Stated exercise –
Extract the full listing below without altering a single character.

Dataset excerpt
◆ ◆ ◆ ◆ ◆

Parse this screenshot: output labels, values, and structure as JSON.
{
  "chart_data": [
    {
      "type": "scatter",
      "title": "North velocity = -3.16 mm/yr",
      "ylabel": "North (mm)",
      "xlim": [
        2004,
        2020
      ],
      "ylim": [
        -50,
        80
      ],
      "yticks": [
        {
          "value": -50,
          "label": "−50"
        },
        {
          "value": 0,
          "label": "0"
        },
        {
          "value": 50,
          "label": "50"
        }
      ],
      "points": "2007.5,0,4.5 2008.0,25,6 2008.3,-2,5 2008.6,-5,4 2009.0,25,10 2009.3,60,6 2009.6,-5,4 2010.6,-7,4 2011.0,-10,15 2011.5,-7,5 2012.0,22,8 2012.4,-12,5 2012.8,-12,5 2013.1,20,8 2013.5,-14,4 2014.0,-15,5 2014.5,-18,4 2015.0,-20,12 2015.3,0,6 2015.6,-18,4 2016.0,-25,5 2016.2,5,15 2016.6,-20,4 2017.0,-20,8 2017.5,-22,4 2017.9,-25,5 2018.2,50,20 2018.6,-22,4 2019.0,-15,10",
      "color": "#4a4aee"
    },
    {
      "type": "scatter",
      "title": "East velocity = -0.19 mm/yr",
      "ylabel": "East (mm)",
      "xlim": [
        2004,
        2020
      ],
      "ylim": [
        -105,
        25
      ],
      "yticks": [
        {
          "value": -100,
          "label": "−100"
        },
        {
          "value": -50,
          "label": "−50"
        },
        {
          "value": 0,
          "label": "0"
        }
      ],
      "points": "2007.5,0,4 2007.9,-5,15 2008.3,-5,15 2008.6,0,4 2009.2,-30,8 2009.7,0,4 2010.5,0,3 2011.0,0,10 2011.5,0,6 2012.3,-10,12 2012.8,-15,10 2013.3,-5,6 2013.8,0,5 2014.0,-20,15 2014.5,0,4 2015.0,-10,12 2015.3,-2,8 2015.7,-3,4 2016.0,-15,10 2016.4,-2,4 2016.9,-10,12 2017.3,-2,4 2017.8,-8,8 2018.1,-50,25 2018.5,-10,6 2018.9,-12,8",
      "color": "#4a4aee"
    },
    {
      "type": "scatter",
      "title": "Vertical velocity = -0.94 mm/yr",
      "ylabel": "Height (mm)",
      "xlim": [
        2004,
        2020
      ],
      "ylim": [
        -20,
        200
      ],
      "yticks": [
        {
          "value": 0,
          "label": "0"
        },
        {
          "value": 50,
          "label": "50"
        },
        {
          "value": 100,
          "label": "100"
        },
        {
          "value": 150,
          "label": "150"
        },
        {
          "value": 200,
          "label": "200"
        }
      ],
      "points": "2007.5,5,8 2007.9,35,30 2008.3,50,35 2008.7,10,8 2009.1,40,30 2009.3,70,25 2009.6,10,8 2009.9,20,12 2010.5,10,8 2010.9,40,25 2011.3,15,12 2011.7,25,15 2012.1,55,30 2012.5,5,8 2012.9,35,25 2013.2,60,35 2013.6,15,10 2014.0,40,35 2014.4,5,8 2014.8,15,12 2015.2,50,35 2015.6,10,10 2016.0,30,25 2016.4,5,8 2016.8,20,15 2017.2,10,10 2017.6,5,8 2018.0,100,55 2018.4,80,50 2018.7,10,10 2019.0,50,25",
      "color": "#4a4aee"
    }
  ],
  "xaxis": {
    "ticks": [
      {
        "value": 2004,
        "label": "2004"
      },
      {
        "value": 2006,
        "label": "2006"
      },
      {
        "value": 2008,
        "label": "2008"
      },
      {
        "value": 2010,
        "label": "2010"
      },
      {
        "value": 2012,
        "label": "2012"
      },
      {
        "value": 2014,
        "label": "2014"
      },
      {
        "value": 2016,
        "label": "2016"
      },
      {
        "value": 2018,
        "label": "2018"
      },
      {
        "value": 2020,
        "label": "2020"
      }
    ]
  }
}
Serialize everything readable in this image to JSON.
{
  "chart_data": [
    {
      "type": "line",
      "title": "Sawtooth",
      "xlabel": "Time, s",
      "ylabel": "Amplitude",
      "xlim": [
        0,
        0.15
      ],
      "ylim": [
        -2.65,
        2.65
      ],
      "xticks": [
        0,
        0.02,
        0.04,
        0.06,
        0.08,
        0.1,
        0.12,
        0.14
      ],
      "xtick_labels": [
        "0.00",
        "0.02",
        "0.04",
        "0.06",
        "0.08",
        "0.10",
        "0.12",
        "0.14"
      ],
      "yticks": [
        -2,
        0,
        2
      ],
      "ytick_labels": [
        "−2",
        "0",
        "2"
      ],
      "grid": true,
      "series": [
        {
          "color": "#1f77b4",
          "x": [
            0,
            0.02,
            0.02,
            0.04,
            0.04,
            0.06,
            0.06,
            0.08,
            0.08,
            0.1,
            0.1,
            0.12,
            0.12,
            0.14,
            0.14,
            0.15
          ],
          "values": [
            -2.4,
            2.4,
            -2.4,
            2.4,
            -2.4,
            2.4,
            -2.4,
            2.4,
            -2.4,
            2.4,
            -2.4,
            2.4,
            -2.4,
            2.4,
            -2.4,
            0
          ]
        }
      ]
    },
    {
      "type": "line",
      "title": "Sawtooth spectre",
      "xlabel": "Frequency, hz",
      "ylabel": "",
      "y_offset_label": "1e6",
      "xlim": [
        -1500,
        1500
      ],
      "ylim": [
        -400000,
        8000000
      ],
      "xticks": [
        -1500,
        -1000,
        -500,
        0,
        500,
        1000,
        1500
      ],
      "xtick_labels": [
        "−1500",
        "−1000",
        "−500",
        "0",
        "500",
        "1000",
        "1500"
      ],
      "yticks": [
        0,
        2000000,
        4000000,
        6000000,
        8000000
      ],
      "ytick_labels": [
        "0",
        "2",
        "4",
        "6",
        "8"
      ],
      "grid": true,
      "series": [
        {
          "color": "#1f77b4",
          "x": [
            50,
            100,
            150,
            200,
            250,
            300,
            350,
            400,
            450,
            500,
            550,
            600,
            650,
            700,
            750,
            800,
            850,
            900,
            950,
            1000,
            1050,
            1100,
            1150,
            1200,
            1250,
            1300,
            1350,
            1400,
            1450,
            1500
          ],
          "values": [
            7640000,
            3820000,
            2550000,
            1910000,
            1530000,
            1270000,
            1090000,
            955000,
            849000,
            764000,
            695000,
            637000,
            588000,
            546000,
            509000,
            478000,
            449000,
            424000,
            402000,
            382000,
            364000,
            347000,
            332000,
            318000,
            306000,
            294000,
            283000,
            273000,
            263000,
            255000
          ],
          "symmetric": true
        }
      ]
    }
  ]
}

◆ ◆ ◆ ◆ ◆

Solution to this task –
Parse this screenshot: output labels, values, and structure as JSON.
{
  "chart_data": [
    {
      "type": "scatter",
      "title": "North velocity = -3.16 mm/yr",
      "ylabel": "North (mm)",
      "xlim": [
        2004,
        2020
      ],
      "ylim": [
        -50,
        80
      ],
      "yticks": [
        {
          "value": -50,
          "label": "−50"
        },
        {
          "value": 0,
          "label": "0"
        },
        {
          "value": 50,
          "label": "50"
        }
      ],
      "points": "2007.5,0,4.5 2008.0,25,6 2008.3,-2,5 2008.6,-5,4 2009.0,25,10 2009.3,60,6 2009.6,-5,4 2010.6,-7,4 2011.0,-10,15 2011.5,-7,5 2012.0,22,8 2012.4,-12,5 2012.8,-12,5 2013.1,20,8 2013.5,-14,4 2014.0,-15,5 2014.5,-18,4 2015.0,-20,12 2015.3,0,6 2015.6,-18,4 2016.0,-25,5 2016.2,5,15 2016.6,-20,4 2017.0,-20,8 2017.5,-22,4 2017.9,-25,5 2018.2,50,20 2018.6,-22,4 2019.0,-15,10",
      "color": "#4a4aee"
    },
    {
      "type": "scatter",
      "title": "East velocity = -0.19 mm/yr",
      "ylabel": "East (mm)",
      "xlim": [
        2004,
        2020
      ],
      "ylim": [
        -105,
        25
      ],
      "yticks": [
        {
          "value": -100,
          "label": "−100"
        },
        {
          "value": -50,
          "label": "−50"
        },
        {
          "value": 0,
          "label": "0"
        }
      ],
      "points": "2007.5,0,4 2007.9,-5,15 2008.3,-5,15 2008.6,0,4 2009.2,-30,8 2009.7,0,4 2010.5,0,3 2011.0,0,10 2011.5,0,6 2012.3,-10,12 2012.8,-15,10 2013.3,-5,6 2013.8,0,5 2014.0,-20,15 2014.5,0,4 2015.0,-10,12 2015.3,-2,8 2015.7,-3,4 2016.0,-15,10 2016.4,-2,4 2016.9,-10,12 2017.3,-2,4 2017.8,-8,8 2018.1,-50,25 2018.5,-10,6 2018.9,-12,8",
      "color": "#4a4aee"
    },
    {
      "type": "scatter",
      "title": "Vertical velocity = -0.94 mm/yr",
      "ylabel": "Height (mm)",
      "xlim": [
        2004,
        2020
      ],
      "ylim": [
        -20,
        200
      ],
      "yticks": [
        {
          "value": 0,
          "label": "0"
        },
        {
          "value": 50,
          "label": "50"
        },
        {
          "value": 100,
          "label": "100"
        },
        {
          "value": 150,
          "label": "150"
        },
        {
          "value": 200,
          "label": "200"
        }
      ],
      "points": "2007.5,5,8 2007.9,35,30 2008.3,50,35 2008.7,10,8 2009.1,40,30 2009.3,70,25 2009.6,10,8 2009.9,20,12 2010.5,10,8 2010.9,40,25 2011.3,15,12 2011.7,25,15 2012.1,55,30 2012.5,5,8 2012.9,35,25 2013.2,60,35 2013.6,15,10 2014.0,40,35 2014.4,5,8 2014.8,15,12 2015.2,50,35 2015.6,10,10 2016.0,30,25 2016.4,5,8 2016.8,20,15 2017.2,10,10 2017.6,5,8 2018.0,100,55 2018.4,80,50 2018.7,10,10 2019.0,50,25",
      "color": "#4a4aee"
    }
  ],
  "xaxis": {
    "ticks": [
      {
        "value": 2004,
        "label": "2004"
      },
      {
        "value": 2006,
        "label": "2006"
      },
      {
        "value": 2008,
        "label": "2008"
      },
      {
        "value": 2010,
        "label": "2010"
      },
      {
        "value": 2012,
        "label": "2012"
      },
      {
        "value": 2014,
        "label": "2014"
      },
      {
        "value": 2016,
        "label": "2016"
      },
      {
        "value": 2018,
        "label": "2018"
      },
      {
        "value": 2020,
        "label": "2020"
      }
    ]
  }
}
Serialize everything readable in this image to JSON.
{
  "chart_data": [
    {
      "type": "line",
      "title": "Sawtooth",
      "xlabel": "Time, s",
      "ylabel": "Amplitude",
      "xlim": [
        0,
        0.15
      ],
      "ylim": [
        -2.65,
        2.65
      ],
      "xticks": [
        0,
        0.02,
        0.04,
        0.06,
        0.08,
        0.1,
        0.12,
        0.14
      ],
      "xtick_labels": [
        "0.00",
        "0.02",
        "0.04",
        "0.06",
        "0.08",
        "0.10",
        "0.12",
        "0.14"
      ],
      "yticks": [
        -2,
        0,
        2
      ],
      "ytick_labels": [
        "−2",
        "0",
        "2"
      ],
      "grid": true,
      "series": [
        {
          "color": "#1f77b4",
          "x": [
            0,
            0.02,
            0.02,
            0.04,
            0.04,
            0.06,
            0.06,
            0.08,
            0.08,
            0.1,
            0.1,
            0.12,
            0.12,
            0.14,
            0.14,
            0.15
          ],
          "values": [
            -2.4,
            2.4,
            -2.4,
            2.4,
            -2.4,
            2.4,
            -2.4,
            2.4,
            -2.4,
            2.4,
            -2.4,
            2.4,
            -2.4,
            2.4,
            -2.4,
            0
          ]
        }
      ]
    },
    {
      "type": "line",
      "title": "Sawtooth spectre",
      "xlabel": "Frequency, hz",
      "ylabel": "",
      "y_offset_label": "1e6",
      "xlim": [
        -1500,
        1500
      ],
      "ylim": [
        -400000,
        8000000
      ],
      "xticks": [
        -1500,
        -1000,
        -500,
        0,
        500,
        1000,
        1500
      ],
      "xtick_labels": [
        "−1500",
        "−1000",
        "−500",
        "0",
        "500",
        "1000",
        "1500"
      ],
      "yticks": [
        0,
        2000000,
        4000000,
        6000000,
        8000000
      ],
      "ytick_labels": [
        "0",
        "2",
        "4",
        "6",
        "8"
      ],
      "grid": true,
      "series": [
        {
          "color": "#1f77b4",
          "x": [
            50,
            100,
            150,
            200,
            250,
            300,
            350,
            400,
            450,
            500,
            550,
            600,
            650,
            700,
            750,
            800,
            850,
            900,
            950,
            1000,
            1050,
            1100,
            1150,
            1200,
            1250,
            1300,
            1350,
            1400,
            1450,
            1500
          ],
          "values": [
            7640000,
            3820000,
            2550000,
            1910000,
            1530000,
            1270000,
            1090000,
            955000,
            849000,
            764000,
            695000,
            637000,
            588000,
            546000,
            509000,
            478000,
            449000,
            424000,
            402000,
            382000,
            364000,
            347000,
            332000,
            318000,
            306000,
            294000,
            283000,
            273000,
            263000,
            255000
          ],
          "symmetric": true
        }
      ]
    }
  ]
}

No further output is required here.